• **TASK GOAL**: Extract each line bearing the word "icons".

• **STORED DATA**:
◆ ◆ ◆ ◆ ◆ ◆ ◆

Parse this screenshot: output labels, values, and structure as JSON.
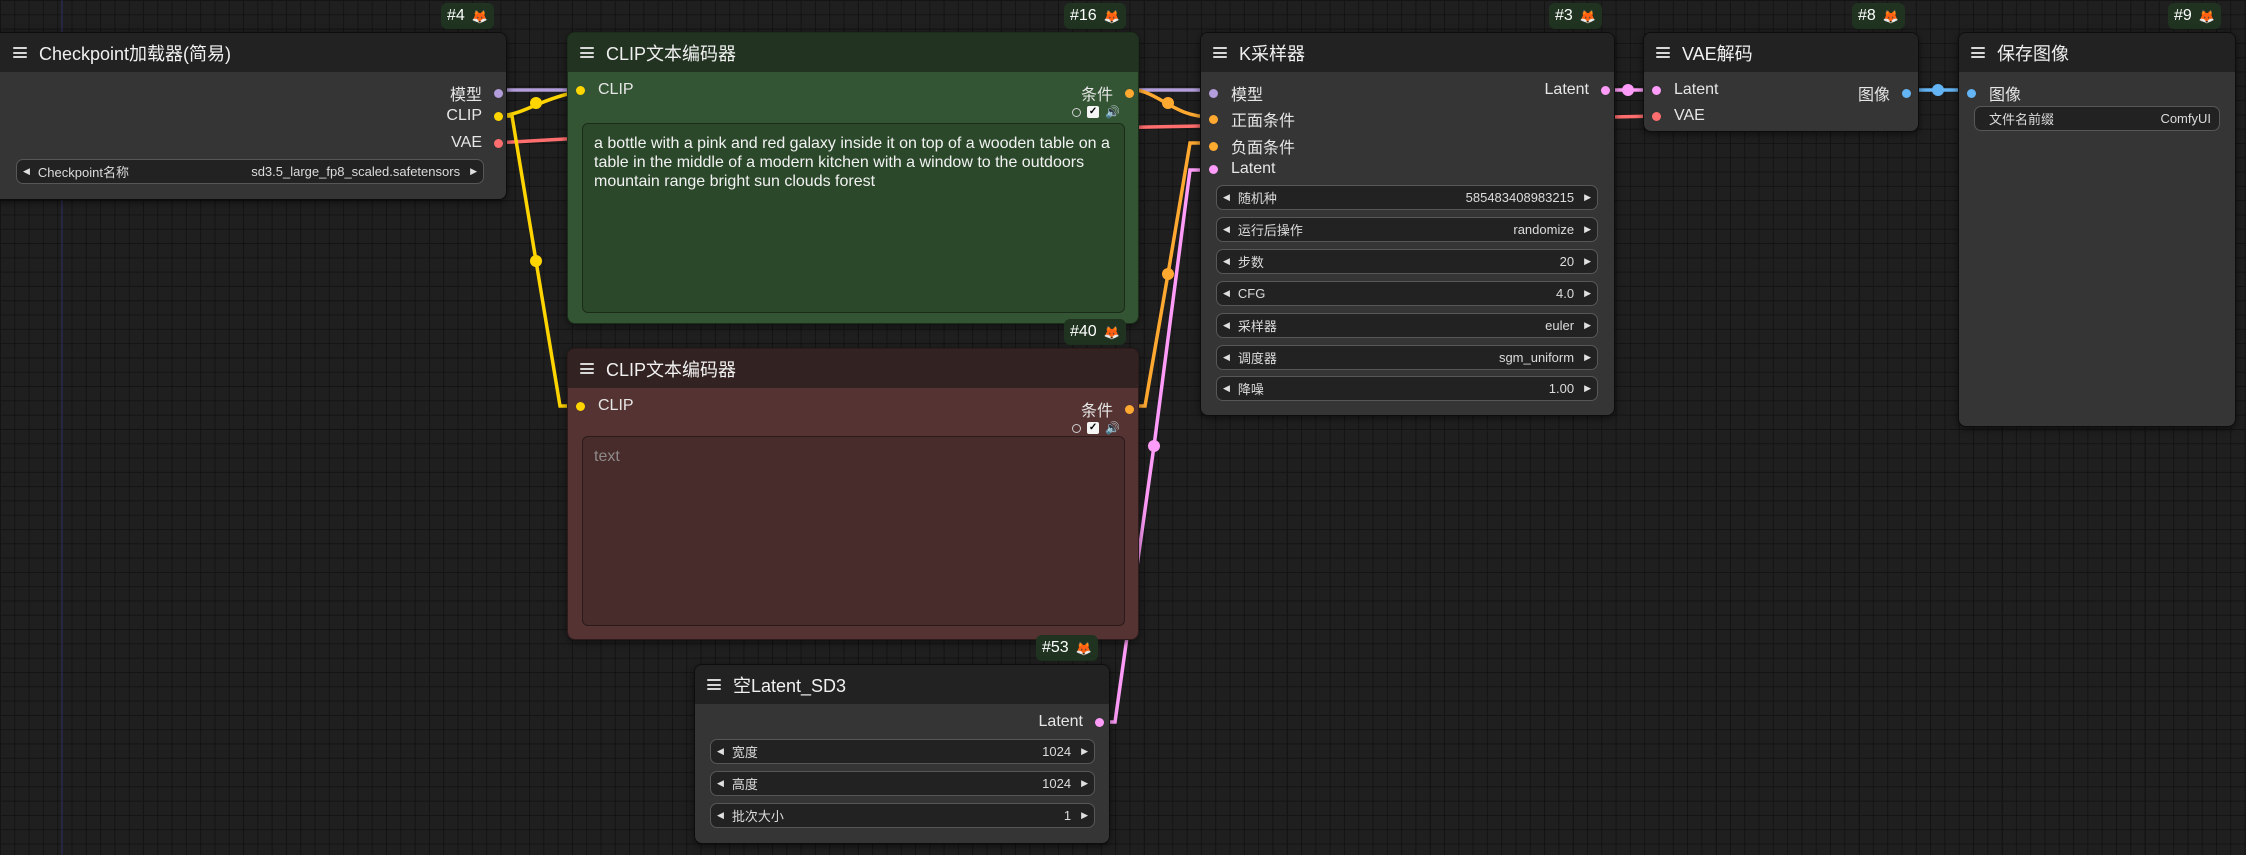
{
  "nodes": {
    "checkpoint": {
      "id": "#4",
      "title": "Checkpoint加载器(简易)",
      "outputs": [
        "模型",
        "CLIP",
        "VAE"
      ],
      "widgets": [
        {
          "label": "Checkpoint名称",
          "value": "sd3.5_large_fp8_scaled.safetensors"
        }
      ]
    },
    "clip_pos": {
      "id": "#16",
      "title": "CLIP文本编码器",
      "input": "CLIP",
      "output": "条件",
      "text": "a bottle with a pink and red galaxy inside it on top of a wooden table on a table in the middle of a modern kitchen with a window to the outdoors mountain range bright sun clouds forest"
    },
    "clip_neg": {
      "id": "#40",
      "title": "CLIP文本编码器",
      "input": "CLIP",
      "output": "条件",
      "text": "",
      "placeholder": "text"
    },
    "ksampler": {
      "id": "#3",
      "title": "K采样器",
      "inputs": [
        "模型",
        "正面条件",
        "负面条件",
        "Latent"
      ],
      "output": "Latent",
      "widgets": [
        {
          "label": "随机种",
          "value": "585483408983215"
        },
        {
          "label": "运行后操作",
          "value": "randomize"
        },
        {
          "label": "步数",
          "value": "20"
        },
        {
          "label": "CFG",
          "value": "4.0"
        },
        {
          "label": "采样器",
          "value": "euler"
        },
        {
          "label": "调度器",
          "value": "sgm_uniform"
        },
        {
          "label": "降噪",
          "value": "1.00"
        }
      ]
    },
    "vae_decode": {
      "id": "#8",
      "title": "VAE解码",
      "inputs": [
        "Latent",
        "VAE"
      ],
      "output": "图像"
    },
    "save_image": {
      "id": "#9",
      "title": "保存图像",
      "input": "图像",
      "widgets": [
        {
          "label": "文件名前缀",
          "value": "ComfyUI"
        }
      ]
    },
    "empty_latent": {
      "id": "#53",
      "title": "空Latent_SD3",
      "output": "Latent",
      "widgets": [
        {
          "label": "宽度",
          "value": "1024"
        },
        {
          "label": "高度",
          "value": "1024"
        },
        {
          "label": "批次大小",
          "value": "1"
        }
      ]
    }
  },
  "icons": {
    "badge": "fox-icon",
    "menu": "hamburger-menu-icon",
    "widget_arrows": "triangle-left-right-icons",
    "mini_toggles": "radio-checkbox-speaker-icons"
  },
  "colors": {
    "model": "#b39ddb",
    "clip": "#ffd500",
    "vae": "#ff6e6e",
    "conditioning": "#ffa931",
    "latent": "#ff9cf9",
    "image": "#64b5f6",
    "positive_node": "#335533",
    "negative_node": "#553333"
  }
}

◆ ◆ ◆ ◆ ◆ ◆ ◆

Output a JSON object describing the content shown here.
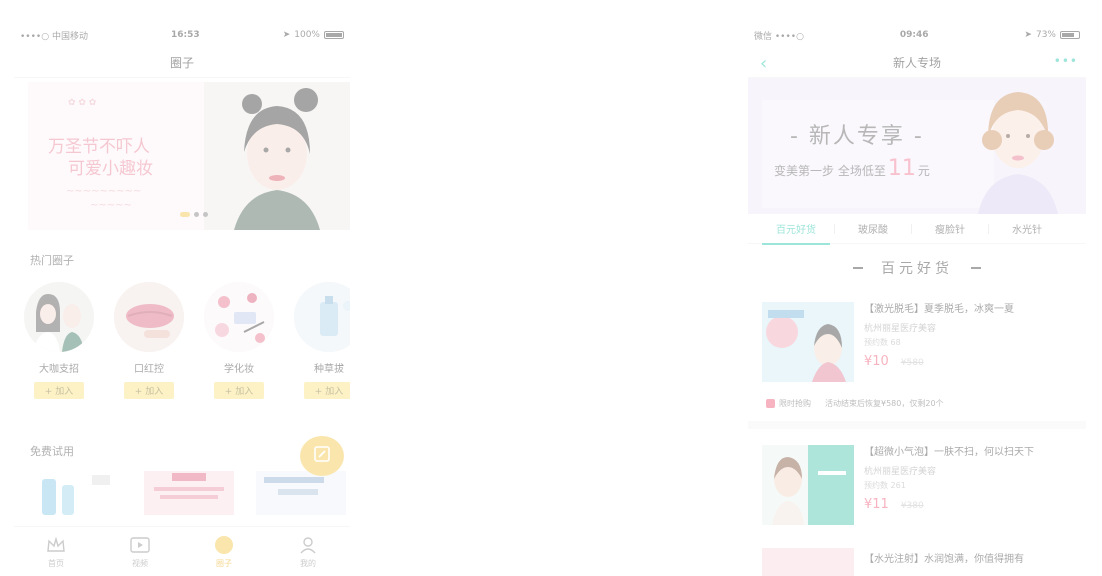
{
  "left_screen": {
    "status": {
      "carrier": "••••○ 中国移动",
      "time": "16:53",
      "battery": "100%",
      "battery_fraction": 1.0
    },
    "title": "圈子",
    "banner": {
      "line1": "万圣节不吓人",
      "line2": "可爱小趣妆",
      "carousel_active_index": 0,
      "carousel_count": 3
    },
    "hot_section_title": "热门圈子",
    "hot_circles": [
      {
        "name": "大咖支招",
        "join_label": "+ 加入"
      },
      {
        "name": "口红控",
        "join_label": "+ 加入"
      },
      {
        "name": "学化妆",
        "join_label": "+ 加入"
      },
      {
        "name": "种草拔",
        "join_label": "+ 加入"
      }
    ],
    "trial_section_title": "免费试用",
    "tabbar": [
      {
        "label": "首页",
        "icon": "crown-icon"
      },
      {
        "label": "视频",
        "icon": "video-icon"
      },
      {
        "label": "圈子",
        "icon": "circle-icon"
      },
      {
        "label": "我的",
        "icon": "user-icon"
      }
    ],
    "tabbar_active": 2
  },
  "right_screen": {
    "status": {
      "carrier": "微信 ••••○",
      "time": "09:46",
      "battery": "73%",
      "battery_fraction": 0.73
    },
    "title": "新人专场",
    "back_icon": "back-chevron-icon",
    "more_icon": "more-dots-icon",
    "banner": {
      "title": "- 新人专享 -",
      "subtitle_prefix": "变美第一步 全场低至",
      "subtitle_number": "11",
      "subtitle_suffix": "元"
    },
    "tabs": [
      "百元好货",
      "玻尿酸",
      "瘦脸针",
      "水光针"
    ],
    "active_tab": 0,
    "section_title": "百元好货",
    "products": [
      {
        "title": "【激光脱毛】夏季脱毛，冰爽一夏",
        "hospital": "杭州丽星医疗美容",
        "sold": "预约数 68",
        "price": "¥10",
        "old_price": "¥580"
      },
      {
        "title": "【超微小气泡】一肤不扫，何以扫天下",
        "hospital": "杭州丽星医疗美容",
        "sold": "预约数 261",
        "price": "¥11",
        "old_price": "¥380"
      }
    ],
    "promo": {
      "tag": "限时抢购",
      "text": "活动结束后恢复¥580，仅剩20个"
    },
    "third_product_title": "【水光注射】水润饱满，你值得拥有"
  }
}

◆ ◆ ◆ ◆ ◆ ◆ ◆

• **EXERCISE RESPONSE**:
  "icons": {
    "widget_arrows": "triangle-left-right-icons",
    "mini_toggles": "radio-checkbox-speaker-icons"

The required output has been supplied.